• **ЧТО НУЖНО СДЕЛАТЬ**
Извлеките все строки из приведенного ниже материала и воспроизведите их дословно. Изображения в ответ не включайте.

Записи с разметкой областей:
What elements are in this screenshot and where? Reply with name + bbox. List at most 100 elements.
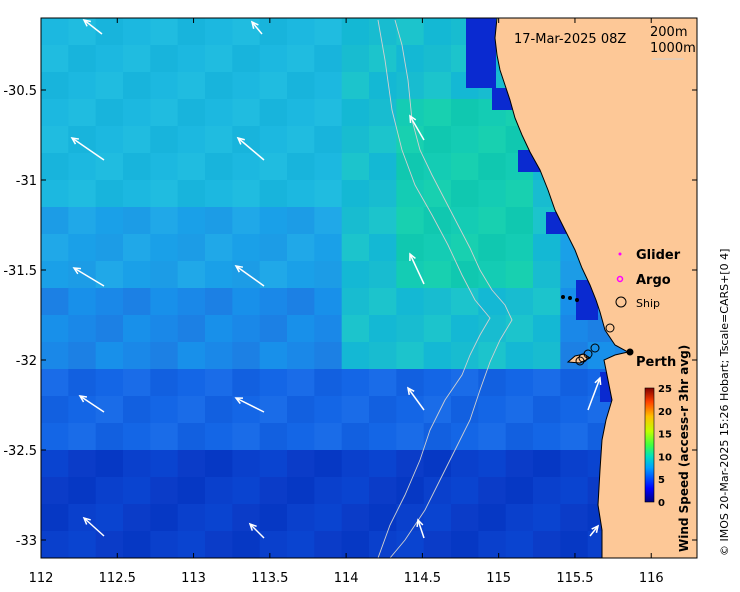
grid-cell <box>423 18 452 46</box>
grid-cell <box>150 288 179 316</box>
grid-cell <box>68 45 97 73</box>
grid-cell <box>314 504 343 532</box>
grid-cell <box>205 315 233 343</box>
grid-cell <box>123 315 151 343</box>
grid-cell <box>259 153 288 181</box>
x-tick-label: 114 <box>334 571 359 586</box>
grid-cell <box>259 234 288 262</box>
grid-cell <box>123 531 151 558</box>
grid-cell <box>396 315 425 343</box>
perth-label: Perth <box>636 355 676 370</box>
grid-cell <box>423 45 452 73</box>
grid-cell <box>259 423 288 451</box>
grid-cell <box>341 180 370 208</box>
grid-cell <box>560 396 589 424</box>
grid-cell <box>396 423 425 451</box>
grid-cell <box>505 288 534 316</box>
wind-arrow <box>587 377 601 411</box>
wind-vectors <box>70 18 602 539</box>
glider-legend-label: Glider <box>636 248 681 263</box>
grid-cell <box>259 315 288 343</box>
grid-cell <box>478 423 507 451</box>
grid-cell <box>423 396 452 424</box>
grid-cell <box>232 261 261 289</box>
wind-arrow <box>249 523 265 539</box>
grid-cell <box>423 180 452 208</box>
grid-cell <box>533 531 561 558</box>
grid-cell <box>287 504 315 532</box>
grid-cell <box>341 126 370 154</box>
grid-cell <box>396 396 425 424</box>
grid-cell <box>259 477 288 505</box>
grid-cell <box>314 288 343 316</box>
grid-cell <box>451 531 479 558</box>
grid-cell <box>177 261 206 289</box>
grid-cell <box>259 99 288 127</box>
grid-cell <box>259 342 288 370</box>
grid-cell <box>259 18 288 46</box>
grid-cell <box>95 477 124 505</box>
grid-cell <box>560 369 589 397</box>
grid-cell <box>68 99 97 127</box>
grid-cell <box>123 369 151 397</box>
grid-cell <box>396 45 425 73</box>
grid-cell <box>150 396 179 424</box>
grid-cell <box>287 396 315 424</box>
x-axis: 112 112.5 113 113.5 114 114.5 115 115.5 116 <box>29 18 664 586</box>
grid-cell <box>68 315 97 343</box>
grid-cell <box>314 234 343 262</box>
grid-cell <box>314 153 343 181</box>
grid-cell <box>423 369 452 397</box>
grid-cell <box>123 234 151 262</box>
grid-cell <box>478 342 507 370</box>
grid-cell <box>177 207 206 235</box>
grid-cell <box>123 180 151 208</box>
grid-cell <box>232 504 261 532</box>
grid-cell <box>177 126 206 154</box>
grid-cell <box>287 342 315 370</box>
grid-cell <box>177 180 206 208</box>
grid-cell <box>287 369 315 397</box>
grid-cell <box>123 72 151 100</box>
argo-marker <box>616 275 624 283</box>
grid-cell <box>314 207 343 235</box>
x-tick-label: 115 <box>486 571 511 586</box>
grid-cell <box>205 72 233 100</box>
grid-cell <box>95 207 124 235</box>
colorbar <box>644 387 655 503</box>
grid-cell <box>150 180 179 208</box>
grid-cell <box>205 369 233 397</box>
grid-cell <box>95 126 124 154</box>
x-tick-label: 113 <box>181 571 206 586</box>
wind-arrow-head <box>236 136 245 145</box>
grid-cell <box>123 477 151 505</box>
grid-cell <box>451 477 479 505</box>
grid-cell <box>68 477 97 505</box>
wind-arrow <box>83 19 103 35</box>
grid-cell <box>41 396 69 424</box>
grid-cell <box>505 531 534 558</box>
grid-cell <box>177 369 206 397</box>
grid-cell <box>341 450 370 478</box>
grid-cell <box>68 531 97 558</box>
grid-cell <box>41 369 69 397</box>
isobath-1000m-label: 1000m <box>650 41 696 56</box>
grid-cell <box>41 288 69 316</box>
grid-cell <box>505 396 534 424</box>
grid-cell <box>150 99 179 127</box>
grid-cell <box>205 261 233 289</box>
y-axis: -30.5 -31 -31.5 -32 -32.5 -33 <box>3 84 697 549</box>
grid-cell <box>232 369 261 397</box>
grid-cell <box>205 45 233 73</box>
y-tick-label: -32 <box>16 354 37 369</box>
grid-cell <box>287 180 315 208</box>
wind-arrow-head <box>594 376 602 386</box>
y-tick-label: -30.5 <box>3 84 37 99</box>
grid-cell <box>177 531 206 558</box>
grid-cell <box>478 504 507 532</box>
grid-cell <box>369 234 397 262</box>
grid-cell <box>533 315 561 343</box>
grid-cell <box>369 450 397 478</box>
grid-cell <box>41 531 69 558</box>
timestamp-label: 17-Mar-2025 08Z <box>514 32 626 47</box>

• **ОТВЕТ НА ЗАДАНИЕ**
What elements are in this screenshot and where? Reply with name + bbox. List at most 100 elements.
grid-cell <box>423 18 452 46</box>
grid-cell <box>150 288 179 316</box>
grid-cell <box>68 45 97 73</box>
grid-cell <box>314 504 343 532</box>
grid-cell <box>205 315 233 343</box>
grid-cell <box>123 315 151 343</box>
grid-cell <box>259 153 288 181</box>
x-tick-label: 114 <box>334 571 359 586</box>
grid-cell <box>259 234 288 262</box>
grid-cell <box>123 531 151 558</box>
grid-cell <box>396 315 425 343</box>
perth-label: Perth <box>636 355 676 370</box>
grid-cell <box>423 45 452 73</box>
grid-cell <box>259 423 288 451</box>
grid-cell <box>341 180 370 208</box>
grid-cell <box>560 396 589 424</box>
grid-cell <box>396 423 425 451</box>
grid-cell <box>505 288 534 316</box>
wind-arrow <box>587 377 601 411</box>
wind-vectors <box>70 18 602 539</box>
glider-legend-label: Glider <box>636 248 681 263</box>
grid-cell <box>259 315 288 343</box>
grid-cell <box>478 423 507 451</box>
grid-cell <box>423 396 452 424</box>
grid-cell <box>232 261 261 289</box>
wind-arrow <box>249 523 265 539</box>
grid-cell <box>423 180 452 208</box>
grid-cell <box>533 531 561 558</box>
grid-cell <box>287 504 315 532</box>
grid-cell <box>341 126 370 154</box>
grid-cell <box>396 396 425 424</box>
grid-cell <box>259 477 288 505</box>
grid-cell <box>314 288 343 316</box>
grid-cell <box>451 531 479 558</box>
grid-cell <box>177 261 206 289</box>
grid-cell <box>259 99 288 127</box>
grid-cell <box>259 342 288 370</box>
grid-cell <box>259 18 288 46</box>
grid-cell <box>95 477 124 505</box>
grid-cell <box>560 369 589 397</box>
grid-cell <box>68 99 97 127</box>
grid-cell <box>123 369 151 397</box>
grid-cell <box>396 45 425 73</box>
grid-cell <box>150 396 179 424</box>
grid-cell <box>287 396 315 424</box>
x-axis: 112 112.5 113 113.5 114 114.5 115 115.5 116 <box>29 18 664 586</box>
grid-cell <box>68 315 97 343</box>
grid-cell <box>314 234 343 262</box>
grid-cell <box>314 153 343 181</box>
grid-cell <box>423 369 452 397</box>
grid-cell <box>123 234 151 262</box>
grid-cell <box>478 342 507 370</box>
grid-cell <box>177 207 206 235</box>
grid-cell <box>123 180 151 208</box>
grid-cell <box>232 504 261 532</box>
grid-cell <box>177 126 206 154</box>
grid-cell <box>287 342 315 370</box>
grid-cell <box>177 180 206 208</box>
grid-cell <box>287 369 315 397</box>
grid-cell <box>123 72 151 100</box>
argo-marker <box>616 275 624 283</box>
grid-cell <box>314 207 343 235</box>
x-tick-label: 115 <box>486 571 511 586</box>
grid-cell <box>205 72 233 100</box>
grid-cell <box>95 207 124 235</box>
colorbar <box>644 387 655 503</box>
grid-cell <box>150 180 179 208</box>
grid-cell <box>205 369 233 397</box>
grid-cell <box>95 126 124 154</box>
x-tick-label: 113 <box>181 571 206 586</box>
wind-arrow-head <box>236 136 245 145</box>
grid-cell <box>123 477 151 505</box>
grid-cell <box>451 477 479 505</box>
grid-cell <box>68 477 97 505</box>
wind-arrow <box>83 19 103 35</box>
grid-cell <box>41 396 69 424</box>
grid-cell <box>505 531 534 558</box>
grid-cell <box>177 369 206 397</box>
grid-cell <box>341 450 370 478</box>
grid-cell <box>68 531 97 558</box>
grid-cell <box>41 369 69 397</box>
isobath-1000m-label: 1000m <box>650 41 696 56</box>
grid-cell <box>41 288 69 316</box>
grid-cell <box>505 396 534 424</box>
grid-cell <box>150 99 179 127</box>
grid-cell <box>205 261 233 289</box>
y-axis: -30.5 -31 -31.5 -32 -32.5 -33 <box>3 84 697 549</box>
grid-cell <box>232 369 261 397</box>
grid-cell <box>205 45 233 73</box>
y-tick-label: -32 <box>16 354 37 369</box>
grid-cell <box>287 180 315 208</box>
wind-arrow-head <box>594 376 602 386</box>
y-tick-label: -30.5 <box>3 84 37 99</box>
grid-cell <box>177 531 206 558</box>
grid-cell <box>478 504 507 532</box>
grid-cell <box>369 234 397 262</box>
grid-cell <box>533 315 561 343</box>
grid-cell <box>369 450 397 478</box>
grid-cell <box>41 531 69 558</box>
timestamp-label: 17-Mar-2025 08Z <box>514 32 626 47</box>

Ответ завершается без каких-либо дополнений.